§ Material provided
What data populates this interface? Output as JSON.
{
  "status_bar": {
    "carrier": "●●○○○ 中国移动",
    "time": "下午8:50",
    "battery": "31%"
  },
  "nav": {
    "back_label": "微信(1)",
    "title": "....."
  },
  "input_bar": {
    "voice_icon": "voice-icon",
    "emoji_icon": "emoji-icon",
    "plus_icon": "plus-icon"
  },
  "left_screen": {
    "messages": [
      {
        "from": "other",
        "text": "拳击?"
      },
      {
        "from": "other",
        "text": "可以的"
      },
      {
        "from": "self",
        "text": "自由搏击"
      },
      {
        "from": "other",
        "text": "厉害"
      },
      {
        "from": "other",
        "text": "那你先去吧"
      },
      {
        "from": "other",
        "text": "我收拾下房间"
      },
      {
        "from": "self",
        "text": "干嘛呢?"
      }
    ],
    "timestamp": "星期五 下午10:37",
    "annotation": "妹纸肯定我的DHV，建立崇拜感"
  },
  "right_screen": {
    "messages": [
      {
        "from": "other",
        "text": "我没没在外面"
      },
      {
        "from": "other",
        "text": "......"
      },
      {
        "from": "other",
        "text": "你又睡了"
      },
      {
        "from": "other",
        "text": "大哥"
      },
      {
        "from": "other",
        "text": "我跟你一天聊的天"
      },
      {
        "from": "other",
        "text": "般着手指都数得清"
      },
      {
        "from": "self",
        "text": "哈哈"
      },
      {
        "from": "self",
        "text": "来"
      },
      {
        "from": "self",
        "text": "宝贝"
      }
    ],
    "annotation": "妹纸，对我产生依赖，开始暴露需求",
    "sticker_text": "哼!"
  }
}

§ To be done
Transcribe all of the lines in the records precisely.

§ Task solution
What data populates this interface? Output as JSON.
{
  "status_bar": {
    "carrier": "●●○○○ 中国移动",
    "time": "下午8:50",
    "battery": "31%"
  },
  "nav": {
    "back_label": "微信(1)",
    "title": "....."
  },
  "input_bar": {
    "voice_icon": "voice-icon",
    "emoji_icon": "emoji-icon",
    "plus_icon": "plus-icon"
  },
  "left_screen": {
    "messages": [
      {
        "from": "other",
        "text": "拳击?"
      },
      {
        "from": "other",
        "text": "可以的"
      },
      {
        "from": "self",
        "text": "自由搏击"
      },
      {
        "from": "other",
        "text": "厉害"
      },
      {
        "from": "other",
        "text": "那你先去吧"
      },
      {
        "from": "other",
        "text": "我收拾下房间"
      },
      {
        "from": "self",
        "text": "干嘛呢?"
      }
    ],
    "timestamp": "星期五 下午10:37",
    "annotation": "妹纸肯定我的DHV，建立崇拜感"
  },
  "right_screen": {
    "messages": [
      {
        "from": "other",
        "text": "我没没在外面"
      },
      {
        "from": "other",
        "text": "......"
      },
      {
        "from": "other",
        "text": "你又睡了"
      },
      {
        "from": "other",
        "text": "大哥"
      },
      {
        "from": "other",
        "text": "我跟你一天聊的天"
      },
      {
        "from": "other",
        "text": "般着手指都数得清"
      },
      {
        "from": "self",
        "text": "哈哈"
      },
      {
        "from": "self",
        "text": "来"
      },
      {
        "from": "self",
        "text": "宝贝"
      }
    ],
    "annotation": "妹纸，对我产生依赖，开始暴露需求",
    "sticker_text": "哼!"
  }
}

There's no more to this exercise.